Stored records:
****

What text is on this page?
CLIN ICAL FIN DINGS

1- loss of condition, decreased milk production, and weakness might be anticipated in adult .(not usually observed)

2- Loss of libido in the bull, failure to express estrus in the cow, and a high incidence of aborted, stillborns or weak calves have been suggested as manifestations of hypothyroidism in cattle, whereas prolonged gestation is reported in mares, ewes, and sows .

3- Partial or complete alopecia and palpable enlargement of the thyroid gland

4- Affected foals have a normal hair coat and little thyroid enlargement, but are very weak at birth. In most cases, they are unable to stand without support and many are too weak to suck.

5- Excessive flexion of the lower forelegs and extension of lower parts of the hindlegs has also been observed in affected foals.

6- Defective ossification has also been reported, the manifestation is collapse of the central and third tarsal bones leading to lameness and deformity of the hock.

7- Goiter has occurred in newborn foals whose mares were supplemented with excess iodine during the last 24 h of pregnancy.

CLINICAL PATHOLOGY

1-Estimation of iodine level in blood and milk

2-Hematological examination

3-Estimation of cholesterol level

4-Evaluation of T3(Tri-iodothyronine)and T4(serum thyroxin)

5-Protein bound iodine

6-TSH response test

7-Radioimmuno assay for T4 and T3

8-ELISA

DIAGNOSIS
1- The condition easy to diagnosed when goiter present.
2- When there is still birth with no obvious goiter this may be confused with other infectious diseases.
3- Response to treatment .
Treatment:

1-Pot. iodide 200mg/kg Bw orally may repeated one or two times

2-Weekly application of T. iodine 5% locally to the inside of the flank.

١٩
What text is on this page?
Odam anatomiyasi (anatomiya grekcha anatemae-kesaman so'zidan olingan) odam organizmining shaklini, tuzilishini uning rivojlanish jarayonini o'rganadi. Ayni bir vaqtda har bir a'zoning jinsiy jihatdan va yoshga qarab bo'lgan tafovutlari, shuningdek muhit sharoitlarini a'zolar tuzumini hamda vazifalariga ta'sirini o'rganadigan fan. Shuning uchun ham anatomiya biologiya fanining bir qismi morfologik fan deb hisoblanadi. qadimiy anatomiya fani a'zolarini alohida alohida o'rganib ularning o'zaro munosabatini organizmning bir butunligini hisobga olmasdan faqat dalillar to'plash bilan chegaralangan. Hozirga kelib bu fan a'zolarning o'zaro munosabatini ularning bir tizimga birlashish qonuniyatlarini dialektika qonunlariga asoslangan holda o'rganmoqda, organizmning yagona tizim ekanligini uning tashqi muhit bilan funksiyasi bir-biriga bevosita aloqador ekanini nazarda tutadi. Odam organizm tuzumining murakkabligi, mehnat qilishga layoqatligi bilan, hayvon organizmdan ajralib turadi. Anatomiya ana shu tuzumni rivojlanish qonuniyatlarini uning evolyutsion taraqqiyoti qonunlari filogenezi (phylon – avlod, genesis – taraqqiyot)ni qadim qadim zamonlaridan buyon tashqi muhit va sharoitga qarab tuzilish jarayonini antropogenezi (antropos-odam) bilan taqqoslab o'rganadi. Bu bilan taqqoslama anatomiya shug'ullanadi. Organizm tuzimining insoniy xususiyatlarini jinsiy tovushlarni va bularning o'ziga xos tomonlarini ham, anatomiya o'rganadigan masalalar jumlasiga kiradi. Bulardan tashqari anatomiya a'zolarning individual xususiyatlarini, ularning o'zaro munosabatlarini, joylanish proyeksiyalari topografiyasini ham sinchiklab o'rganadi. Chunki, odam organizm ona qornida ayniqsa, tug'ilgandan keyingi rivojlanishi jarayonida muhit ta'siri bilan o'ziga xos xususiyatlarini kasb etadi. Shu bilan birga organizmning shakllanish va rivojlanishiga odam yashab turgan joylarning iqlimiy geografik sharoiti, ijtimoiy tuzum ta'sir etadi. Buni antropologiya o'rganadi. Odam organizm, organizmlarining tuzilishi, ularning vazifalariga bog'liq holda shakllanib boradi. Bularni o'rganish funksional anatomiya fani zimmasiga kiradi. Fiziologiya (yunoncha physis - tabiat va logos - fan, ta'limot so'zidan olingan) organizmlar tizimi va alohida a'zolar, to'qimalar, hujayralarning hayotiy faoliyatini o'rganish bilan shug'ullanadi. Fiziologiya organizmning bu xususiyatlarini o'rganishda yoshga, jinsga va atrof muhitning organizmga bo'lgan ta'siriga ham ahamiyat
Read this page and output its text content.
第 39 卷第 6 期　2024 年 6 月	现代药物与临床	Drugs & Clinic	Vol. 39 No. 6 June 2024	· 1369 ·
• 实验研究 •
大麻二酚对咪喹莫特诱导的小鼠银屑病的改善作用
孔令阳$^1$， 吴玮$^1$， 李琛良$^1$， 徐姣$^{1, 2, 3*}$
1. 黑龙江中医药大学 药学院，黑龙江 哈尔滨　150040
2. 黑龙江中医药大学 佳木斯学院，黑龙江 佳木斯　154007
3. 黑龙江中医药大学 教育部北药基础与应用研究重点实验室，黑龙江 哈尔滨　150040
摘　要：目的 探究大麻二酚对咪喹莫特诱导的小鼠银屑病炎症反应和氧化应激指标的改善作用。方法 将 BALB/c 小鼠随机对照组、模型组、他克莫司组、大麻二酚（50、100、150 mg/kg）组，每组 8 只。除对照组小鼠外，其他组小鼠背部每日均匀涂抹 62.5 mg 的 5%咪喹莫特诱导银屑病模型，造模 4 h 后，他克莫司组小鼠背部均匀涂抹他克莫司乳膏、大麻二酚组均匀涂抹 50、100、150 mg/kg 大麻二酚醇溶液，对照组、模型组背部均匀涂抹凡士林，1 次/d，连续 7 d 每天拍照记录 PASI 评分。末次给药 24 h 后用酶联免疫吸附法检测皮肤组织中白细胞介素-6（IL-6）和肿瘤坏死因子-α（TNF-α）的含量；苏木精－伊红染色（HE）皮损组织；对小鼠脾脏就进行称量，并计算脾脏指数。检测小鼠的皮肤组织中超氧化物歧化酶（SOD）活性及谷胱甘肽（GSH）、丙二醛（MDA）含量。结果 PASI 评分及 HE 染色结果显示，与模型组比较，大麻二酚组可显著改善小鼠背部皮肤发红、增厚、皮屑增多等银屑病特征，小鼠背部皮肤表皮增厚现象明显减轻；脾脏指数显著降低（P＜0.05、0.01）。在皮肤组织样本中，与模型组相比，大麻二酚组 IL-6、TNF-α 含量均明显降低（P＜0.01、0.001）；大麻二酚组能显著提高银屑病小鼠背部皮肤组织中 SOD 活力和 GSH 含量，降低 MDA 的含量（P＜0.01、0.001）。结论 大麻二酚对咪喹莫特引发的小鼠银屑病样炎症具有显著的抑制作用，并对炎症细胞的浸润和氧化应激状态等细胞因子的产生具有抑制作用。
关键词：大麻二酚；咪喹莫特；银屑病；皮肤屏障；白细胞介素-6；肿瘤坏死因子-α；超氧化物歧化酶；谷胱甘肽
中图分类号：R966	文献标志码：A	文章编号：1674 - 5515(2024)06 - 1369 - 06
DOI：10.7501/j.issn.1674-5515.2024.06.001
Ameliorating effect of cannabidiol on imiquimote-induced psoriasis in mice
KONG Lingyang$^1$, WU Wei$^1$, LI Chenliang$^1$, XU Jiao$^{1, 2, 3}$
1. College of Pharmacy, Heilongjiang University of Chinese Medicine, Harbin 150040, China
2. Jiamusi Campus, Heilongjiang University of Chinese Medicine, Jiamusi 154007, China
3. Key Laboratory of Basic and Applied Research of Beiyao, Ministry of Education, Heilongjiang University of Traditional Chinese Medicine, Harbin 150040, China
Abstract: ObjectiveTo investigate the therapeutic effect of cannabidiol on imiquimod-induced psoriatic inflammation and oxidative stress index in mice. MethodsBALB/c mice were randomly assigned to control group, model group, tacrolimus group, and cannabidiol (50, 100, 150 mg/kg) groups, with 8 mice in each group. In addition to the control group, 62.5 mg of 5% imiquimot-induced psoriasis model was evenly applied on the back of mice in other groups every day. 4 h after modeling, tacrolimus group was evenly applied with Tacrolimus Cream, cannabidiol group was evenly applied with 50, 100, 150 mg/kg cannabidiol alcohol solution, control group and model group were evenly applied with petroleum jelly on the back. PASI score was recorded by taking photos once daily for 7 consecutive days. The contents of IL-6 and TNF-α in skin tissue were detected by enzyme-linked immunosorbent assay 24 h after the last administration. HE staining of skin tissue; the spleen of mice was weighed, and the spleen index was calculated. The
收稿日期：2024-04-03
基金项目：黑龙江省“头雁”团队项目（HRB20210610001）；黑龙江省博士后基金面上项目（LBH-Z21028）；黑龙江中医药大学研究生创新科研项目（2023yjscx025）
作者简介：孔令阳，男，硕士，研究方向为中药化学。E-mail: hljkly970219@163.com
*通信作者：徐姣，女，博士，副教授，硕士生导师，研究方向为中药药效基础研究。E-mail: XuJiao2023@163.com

****

- **Problem details**:
The answer is to be one number: the count of lines in the entries containing the string "mail".

- **Response for this exercise**:
2